Read the data and repeat all of it exactly.

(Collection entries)
+ + + +

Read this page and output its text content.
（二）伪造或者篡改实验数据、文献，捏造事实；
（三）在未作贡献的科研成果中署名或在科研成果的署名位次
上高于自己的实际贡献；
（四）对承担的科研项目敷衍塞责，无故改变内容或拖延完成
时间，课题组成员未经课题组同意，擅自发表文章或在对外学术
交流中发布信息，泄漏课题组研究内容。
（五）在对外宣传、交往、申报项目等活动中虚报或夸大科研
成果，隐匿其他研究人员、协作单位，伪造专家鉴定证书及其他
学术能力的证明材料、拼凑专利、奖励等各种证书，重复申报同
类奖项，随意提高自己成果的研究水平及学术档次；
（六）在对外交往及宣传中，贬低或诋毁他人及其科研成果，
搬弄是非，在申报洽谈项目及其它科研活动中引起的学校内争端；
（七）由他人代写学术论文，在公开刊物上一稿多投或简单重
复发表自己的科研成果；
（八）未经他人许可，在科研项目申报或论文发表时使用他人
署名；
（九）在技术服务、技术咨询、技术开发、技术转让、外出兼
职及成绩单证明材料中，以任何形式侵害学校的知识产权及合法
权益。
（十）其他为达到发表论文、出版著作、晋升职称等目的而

+ + + +

WRITTEN ANSWER:
Read this page and output its text content.
（二）伪造或者篡改实验数据、文献，捏造事实；
（三）在未作贡献的科研成果中署名或在科研成果的署名位次
上高于自己的实际贡献；
（四）对承担的科研项目敷衍塞责，无故改变内容或拖延完成
时间，课题组成员未经课题组同意，擅自发表文章或在对外学术
交流中发布信息，泄漏课题组研究内容。
（五）在对外宣传、交往、申报项目等活动中虚报或夸大科研
成果，隐匿其他研究人员、协作单位，伪造专家鉴定证书及其他
学术能力的证明材料、拼凑专利、奖励等各种证书，重复申报同
类奖项，随意提高自己成果的研究水平及学术档次；
（六）在对外交往及宣传中，贬低或诋毁他人及其科研成果，
搬弄是非，在申报洽谈项目及其它科研活动中引起的学校内争端；
（七）由他人代写学术论文，在公开刊物上一稿多投或简单重
复发表自己的科研成果；
（八）未经他人许可，在科研项目申报或论文发表时使用他人
署名；
（九）在技术服务、技术咨询、技术开发、技术转让、外出兼
职及成绩单证明材料中，以任何形式侵害学校的知识产权及合法
权益。
（十）其他为达到发表论文、出版著作、晋升职称等目的而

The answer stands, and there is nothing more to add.